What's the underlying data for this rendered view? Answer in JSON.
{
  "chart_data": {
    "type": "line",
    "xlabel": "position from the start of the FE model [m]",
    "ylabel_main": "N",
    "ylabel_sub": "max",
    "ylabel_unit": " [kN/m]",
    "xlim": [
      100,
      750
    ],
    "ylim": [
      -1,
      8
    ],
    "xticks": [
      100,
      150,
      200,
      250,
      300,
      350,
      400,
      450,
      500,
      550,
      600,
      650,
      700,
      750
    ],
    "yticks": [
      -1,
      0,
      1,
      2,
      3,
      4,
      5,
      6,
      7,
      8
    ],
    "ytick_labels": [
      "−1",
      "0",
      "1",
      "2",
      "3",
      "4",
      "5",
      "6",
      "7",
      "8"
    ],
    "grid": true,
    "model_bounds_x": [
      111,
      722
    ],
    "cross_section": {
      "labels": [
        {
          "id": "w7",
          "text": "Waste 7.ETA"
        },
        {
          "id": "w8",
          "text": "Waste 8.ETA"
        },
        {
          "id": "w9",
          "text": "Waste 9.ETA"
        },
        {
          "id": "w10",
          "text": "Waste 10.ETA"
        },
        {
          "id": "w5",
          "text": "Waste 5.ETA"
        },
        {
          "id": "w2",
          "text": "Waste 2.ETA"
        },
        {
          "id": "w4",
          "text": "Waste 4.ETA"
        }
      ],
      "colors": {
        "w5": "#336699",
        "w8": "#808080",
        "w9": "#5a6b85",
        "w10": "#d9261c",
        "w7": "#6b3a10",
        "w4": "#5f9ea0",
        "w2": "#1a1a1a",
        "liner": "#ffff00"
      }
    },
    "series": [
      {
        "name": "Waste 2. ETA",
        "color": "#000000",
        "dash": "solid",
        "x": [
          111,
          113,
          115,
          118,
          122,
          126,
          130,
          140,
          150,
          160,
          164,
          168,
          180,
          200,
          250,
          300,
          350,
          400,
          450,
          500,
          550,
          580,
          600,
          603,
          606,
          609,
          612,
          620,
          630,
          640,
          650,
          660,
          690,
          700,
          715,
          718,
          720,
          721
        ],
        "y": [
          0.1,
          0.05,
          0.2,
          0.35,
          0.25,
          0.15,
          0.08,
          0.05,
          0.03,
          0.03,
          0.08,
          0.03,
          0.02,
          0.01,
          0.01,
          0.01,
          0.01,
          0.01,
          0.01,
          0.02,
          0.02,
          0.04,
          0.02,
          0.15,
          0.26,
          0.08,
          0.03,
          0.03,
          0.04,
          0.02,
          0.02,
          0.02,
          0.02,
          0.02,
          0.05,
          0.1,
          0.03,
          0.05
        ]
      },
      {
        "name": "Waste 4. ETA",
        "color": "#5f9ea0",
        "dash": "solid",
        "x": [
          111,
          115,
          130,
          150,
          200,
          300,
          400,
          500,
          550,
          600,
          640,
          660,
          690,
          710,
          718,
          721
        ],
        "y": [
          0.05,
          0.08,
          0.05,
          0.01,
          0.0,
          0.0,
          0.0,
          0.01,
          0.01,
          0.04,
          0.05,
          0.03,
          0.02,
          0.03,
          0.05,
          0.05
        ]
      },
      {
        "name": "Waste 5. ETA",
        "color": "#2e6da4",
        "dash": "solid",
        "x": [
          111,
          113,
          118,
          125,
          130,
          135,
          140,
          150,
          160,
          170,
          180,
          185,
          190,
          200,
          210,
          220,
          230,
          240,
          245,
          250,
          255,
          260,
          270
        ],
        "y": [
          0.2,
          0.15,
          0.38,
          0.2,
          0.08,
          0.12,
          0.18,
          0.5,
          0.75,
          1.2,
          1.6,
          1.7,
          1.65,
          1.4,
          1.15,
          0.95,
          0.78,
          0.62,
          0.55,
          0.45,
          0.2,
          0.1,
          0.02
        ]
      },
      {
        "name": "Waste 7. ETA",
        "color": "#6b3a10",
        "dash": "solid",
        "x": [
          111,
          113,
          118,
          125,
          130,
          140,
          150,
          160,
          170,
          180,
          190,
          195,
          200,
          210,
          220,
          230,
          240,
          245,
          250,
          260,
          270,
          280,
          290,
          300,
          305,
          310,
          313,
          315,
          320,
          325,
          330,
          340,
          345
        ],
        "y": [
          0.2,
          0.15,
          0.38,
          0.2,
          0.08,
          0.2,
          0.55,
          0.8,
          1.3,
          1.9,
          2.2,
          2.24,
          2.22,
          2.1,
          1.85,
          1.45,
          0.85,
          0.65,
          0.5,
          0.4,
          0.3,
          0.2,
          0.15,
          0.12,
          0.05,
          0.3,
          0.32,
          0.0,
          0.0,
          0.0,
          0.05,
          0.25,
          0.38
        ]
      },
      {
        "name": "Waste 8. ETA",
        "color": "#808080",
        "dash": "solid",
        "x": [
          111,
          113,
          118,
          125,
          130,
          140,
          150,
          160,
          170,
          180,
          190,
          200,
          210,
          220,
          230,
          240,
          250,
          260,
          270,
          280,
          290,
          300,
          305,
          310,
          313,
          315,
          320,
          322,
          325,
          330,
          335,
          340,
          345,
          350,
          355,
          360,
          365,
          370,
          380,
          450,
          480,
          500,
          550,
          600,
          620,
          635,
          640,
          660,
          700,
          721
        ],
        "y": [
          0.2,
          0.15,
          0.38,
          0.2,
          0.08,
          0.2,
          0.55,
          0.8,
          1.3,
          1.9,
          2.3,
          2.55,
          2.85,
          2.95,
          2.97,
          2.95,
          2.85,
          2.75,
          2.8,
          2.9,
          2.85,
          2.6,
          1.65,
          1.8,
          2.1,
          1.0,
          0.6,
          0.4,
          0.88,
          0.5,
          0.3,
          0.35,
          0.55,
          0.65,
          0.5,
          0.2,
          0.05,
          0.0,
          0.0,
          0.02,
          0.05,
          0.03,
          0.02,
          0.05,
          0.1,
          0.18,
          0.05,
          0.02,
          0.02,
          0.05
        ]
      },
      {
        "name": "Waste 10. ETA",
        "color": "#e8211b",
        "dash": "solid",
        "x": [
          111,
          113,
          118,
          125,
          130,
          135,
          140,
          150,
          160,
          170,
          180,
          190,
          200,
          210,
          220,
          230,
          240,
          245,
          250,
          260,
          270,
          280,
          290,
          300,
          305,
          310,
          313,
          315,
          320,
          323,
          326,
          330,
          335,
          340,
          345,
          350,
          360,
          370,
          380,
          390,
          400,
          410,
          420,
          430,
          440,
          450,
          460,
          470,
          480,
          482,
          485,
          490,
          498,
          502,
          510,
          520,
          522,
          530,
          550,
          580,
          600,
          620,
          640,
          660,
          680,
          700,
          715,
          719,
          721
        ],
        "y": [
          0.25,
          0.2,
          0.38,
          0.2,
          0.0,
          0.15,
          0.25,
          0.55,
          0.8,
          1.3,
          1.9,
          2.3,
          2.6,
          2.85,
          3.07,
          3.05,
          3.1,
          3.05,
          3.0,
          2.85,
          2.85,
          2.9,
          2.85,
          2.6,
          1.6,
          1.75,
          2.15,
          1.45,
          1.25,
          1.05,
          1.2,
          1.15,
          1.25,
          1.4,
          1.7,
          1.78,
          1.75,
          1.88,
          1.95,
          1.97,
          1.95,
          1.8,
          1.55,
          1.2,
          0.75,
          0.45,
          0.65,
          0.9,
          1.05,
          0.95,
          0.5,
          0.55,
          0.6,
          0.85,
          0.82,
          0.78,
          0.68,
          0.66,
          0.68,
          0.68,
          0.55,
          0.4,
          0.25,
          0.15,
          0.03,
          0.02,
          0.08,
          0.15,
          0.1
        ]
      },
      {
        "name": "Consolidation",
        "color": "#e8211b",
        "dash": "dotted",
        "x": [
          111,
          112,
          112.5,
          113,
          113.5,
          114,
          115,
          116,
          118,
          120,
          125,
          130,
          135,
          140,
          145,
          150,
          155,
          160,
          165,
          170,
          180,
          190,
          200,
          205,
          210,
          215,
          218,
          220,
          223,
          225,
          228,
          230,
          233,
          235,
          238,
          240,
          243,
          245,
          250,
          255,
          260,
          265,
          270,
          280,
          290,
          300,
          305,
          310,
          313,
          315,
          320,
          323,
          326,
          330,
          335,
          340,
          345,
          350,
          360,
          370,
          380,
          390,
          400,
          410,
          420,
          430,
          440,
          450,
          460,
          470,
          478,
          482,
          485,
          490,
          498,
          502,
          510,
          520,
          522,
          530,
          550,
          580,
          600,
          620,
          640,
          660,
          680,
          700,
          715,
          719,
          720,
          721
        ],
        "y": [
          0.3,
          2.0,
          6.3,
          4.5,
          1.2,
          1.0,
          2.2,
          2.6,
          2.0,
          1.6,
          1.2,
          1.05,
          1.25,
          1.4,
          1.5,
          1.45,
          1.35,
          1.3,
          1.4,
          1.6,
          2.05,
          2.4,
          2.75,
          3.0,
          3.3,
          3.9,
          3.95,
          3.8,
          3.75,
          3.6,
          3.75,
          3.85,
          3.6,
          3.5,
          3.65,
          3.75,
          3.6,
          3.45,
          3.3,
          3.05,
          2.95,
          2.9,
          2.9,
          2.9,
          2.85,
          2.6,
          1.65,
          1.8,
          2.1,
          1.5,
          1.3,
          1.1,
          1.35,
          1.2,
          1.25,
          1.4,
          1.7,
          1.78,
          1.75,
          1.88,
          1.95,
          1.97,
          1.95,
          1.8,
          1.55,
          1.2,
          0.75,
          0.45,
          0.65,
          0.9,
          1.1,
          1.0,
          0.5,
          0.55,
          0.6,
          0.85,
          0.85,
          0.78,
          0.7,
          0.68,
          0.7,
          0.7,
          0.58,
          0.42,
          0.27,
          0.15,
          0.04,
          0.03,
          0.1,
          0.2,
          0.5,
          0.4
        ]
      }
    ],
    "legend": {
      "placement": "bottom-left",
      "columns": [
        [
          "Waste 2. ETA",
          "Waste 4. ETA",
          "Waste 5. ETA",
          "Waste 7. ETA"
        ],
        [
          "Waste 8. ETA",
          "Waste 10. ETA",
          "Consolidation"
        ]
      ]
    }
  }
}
──────
CHALLENGE: Go through the listing above and return every line where the word "Consolidation" occurs.

EXPECTED ANSWER:
        "name": "Consolidation",
          "Consolidation"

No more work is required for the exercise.